## Task prompt
In the material below, find all lines with the string "hager" and copy them.

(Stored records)
· · · · · · ·

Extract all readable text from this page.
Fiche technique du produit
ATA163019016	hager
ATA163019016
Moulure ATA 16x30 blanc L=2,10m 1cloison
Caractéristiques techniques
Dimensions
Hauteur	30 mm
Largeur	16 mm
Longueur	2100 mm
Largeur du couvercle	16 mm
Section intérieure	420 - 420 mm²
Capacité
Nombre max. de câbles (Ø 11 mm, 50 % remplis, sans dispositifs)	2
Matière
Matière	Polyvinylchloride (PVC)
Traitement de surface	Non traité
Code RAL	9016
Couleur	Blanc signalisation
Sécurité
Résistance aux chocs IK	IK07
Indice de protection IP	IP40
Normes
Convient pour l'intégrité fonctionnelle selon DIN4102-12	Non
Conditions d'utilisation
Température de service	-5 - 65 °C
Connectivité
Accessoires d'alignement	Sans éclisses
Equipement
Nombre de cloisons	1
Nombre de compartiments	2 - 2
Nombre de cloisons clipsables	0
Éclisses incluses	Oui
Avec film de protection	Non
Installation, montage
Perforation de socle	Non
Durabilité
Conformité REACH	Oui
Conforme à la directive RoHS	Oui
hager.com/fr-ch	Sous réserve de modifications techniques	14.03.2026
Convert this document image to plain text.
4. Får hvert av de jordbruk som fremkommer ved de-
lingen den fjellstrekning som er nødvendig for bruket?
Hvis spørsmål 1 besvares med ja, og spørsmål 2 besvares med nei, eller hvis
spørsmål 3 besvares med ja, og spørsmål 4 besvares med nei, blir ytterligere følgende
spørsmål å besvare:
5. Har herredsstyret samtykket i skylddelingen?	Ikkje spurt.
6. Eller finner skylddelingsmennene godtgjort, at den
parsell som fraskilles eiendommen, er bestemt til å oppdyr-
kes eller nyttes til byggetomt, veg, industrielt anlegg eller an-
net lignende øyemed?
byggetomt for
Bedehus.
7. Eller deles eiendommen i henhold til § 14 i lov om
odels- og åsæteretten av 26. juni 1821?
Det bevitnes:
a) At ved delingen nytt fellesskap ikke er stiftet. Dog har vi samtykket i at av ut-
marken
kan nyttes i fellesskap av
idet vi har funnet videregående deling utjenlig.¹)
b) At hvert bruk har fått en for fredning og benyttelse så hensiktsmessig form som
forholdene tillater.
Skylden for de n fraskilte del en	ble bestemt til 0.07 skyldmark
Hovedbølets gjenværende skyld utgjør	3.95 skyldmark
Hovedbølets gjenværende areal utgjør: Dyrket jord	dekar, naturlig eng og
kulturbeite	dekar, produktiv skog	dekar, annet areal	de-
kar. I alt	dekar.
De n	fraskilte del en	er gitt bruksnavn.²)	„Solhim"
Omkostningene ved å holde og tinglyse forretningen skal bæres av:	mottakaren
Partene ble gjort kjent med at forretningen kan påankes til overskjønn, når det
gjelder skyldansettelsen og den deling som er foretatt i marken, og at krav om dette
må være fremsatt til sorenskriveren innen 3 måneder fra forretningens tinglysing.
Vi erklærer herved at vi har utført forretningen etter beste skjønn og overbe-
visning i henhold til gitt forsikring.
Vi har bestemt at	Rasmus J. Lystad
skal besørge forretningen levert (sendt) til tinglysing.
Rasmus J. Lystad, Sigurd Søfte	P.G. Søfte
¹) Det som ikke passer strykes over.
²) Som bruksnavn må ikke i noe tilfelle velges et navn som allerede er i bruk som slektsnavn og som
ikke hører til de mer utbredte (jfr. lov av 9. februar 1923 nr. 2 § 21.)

· · · · · · ·

## The completed task
ATA163019016	hager
hager.com/fr-ch	Sous réserve de modifications techniques	14.03.2026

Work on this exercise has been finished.